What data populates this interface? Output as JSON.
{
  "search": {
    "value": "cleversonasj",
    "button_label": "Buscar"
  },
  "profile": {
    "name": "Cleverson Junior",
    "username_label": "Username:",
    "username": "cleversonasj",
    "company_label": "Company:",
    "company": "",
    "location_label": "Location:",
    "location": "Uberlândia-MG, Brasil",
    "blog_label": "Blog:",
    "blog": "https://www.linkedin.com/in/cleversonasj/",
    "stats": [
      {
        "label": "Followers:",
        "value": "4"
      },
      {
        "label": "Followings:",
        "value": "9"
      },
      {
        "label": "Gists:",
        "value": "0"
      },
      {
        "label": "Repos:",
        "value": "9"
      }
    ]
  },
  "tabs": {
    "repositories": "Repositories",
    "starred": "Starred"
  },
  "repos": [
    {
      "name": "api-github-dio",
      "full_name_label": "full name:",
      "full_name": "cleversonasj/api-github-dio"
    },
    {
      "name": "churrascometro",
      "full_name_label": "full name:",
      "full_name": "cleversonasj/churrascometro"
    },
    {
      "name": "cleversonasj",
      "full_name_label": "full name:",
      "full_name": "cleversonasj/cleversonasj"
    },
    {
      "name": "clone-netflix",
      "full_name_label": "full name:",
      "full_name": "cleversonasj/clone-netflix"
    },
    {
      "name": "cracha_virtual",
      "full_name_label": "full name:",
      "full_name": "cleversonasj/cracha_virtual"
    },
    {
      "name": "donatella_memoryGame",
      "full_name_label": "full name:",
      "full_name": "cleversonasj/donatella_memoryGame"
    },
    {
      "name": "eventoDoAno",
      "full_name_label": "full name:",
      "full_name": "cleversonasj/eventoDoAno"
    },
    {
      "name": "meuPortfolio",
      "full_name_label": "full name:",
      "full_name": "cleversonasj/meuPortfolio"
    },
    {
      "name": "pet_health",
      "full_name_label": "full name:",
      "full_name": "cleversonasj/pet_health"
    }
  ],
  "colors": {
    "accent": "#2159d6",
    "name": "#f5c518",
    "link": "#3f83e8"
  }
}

DIRECTIONS:
Output all records verbatim.

COMPLETE RESPONSE:
What data populates this interface? Output as JSON.
{
  "search": {
    "value": "cleversonasj",
    "button_label": "Buscar"
  },
  "profile": {
    "name": "Cleverson Junior",
    "username_label": "Username:",
    "username": "cleversonasj",
    "company_label": "Company:",
    "company": "",
    "location_label": "Location:",
    "location": "Uberlândia-MG, Brasil",
    "blog_label": "Blog:",
    "blog": "https://www.linkedin.com/in/cleversonasj/",
    "stats": [
      {
        "label": "Followers:",
        "value": "4"
      },
      {
        "label": "Followings:",
        "value": "9"
      },
      {
        "label": "Gists:",
        "value": "0"
      },
      {
        "label": "Repos:",
        "value": "9"
      }
    ]
  },
  "tabs": {
    "repositories": "Repositories",
    "starred": "Starred"
  },
  "repos": [
    {
      "name": "api-github-dio",
      "full_name_label": "full name:",
      "full_name": "cleversonasj/api-github-dio"
    },
    {
      "name": "churrascometro",
      "full_name_label": "full name:",
      "full_name": "cleversonasj/churrascometro"
    },
    {
      "name": "cleversonasj",
      "full_name_label": "full name:",
      "full_name": "cleversonasj/cleversonasj"
    },
    {
      "name": "clone-netflix",
      "full_name_label": "full name:",
      "full_name": "cleversonasj/clone-netflix"
    },
    {
      "name": "cracha_virtual",
      "full_name_label": "full name:",
      "full_name": "cleversonasj/cracha_virtual"
    },
    {
      "name": "donatella_memoryGame",
      "full_name_label": "full name:",
      "full_name": "cleversonasj/donatella_memoryGame"
    },
    {
      "name": "eventoDoAno",
      "full_name_label": "full name:",
      "full_name": "cleversonasj/eventoDoAno"
    },
    {
      "name": "meuPortfolio",
      "full_name_label": "full name:",
      "full_name": "cleversonasj/meuPortfolio"
    },
    {
      "name": "pet_health",
      "full_name_label": "full name:",
      "full_name": "cleversonasj/pet_health"
    }
  ],
  "colors": {
    "accent": "#2159d6",
    "name": "#f5c518",
    "link": "#3f83e8"
  }
}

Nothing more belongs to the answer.